**What you should do**
List every line in this data where the string "ABBEY" occurs.

# Supplied material start

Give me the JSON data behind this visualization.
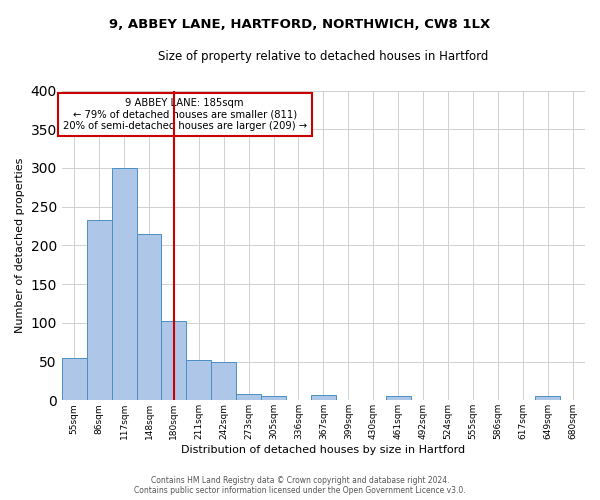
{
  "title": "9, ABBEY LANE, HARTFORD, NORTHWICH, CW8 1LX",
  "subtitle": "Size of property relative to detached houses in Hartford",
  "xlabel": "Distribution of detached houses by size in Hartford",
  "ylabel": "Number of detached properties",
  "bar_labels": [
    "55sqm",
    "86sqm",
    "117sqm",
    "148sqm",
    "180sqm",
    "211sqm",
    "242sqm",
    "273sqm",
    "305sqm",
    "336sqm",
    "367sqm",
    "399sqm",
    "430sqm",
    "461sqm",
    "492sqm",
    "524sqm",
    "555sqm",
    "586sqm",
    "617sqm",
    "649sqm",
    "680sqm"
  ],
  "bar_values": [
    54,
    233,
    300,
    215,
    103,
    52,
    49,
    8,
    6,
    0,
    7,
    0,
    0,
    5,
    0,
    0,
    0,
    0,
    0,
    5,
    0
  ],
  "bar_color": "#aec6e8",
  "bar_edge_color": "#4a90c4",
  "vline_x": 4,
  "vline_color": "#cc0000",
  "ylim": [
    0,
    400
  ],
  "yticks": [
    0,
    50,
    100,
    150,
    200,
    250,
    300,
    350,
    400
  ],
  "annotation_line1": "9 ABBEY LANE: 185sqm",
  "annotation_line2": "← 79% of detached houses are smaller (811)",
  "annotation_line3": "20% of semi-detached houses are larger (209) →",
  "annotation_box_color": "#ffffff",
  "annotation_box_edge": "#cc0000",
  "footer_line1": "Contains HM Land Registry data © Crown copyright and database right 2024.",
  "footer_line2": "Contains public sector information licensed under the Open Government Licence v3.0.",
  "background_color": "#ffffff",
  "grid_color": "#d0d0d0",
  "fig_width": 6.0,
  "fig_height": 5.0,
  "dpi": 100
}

# Supplied material end

**Solution**
  "title": "9, ABBEY LANE, HARTFORD, NORTHWICH, CW8 1LX",
  "annotation_line1": "9 ABBEY LANE: 185sqm",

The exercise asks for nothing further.